■ To-do list
1) According to the book review, which two Margarets does Nicholson contrast throughout the book?
2) Update the book review by writing out its text starting at "What she does" and ending at "or quiet adoptions.", with "shotgun weddings" changed to "hasty marriages".

■ Extracted text
——————————
Nicholson chooses to focus on specific women’s experiences. This is very compelling from a story-telling perspective though I did miss having a historical or geographical context. And while Nicholson pays particular attention to women of the working class, we don’t hear much from the upper middle class – the women who followed their fathers and brothers into professions, becoming doctors and lawyers.
What she does do wonderfully is allow the women to tell their own stories. I particularly enjoyed the chapters which look at the pressure to be constantly attractive and appear pure, but also sexually alluring. A confusing enough mix which, when coupled with poor sexual education, lead to a predictable number of shotgun weddings or quiet adoptions.
We hear much about the two famous Margarets: Princess Margaret and Margaret Thatcher. Nicholson contrasts them throughout the book and it is an effective pairing: one the beautiful, feminine storybook princess whose purity and perfection, at least in the 1950s, was the pride of the nation, the other a brilliant, ambitious career woman, ready to take advantage of every opportunity available to her and brutally pilloried for it (though that would come later, once she achieved success).
Like most enjoyable reading experiences, I have my quibbles with Nicholson’s presentation of facts. Throughout the book, she treats certain topics as though they are relics of the past, specific to the 1950s, when if fact they persisted long past that decade. She treats the opposition to Princess Margaret’s relationship with Townsend as something specific to her time and gender. Given that her uncle and nephew faced similar pressure when they fell in love with unsuitable partners, there is a strong argument to be made that it is more a hazard of position than anything else. Also, bizarrely, she throws in an off-handed comment about how the women of the WI were “starting to look beyond poultry-keeping and meal preparation.” The WI started off in the 19th Century, enraged by high infant mortality rates and determined to educate and mobilize woman to combat issues such as poor hygiene, a lack of family planning, and alcohol abuse. If anything, it has become dulled and sanitized since then with its jam-making and hymn singing.
——————————
■ Supplied information

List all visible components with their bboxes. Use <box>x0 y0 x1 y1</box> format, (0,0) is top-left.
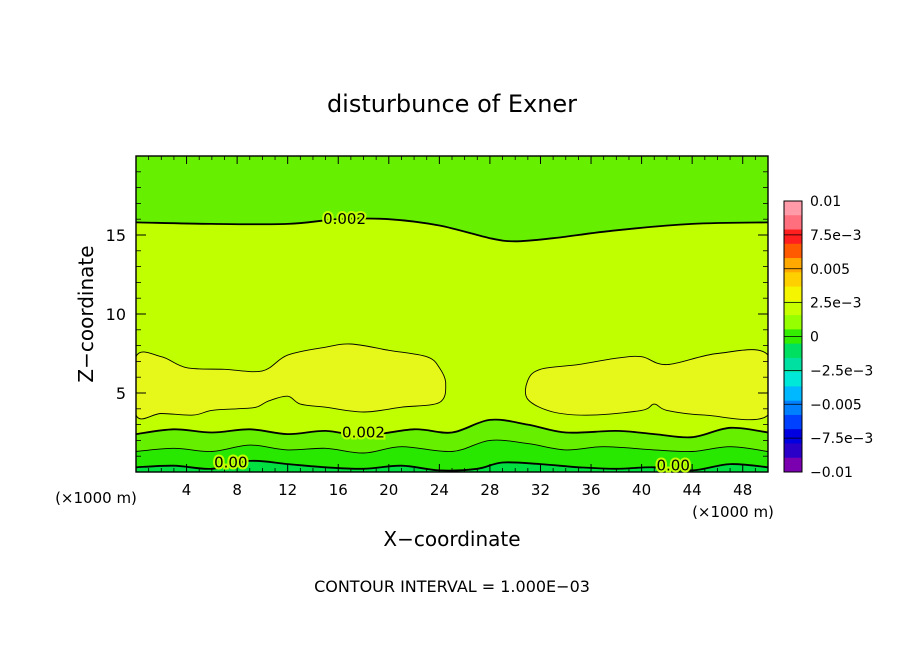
——————————
■ Responses per task
1) Princess Margaret and Margaret Thatcher.

2)
What she does do wonderfully is allow the women to tell their own stories. I particularly enjoyed the chapters which look at the pressure to be constantly attractive and appear pure, but also sexually alluring. A confusing enough mix which, when coupled with poor sexual education, lead to a predictable number of hasty marriages or quiet adoptions.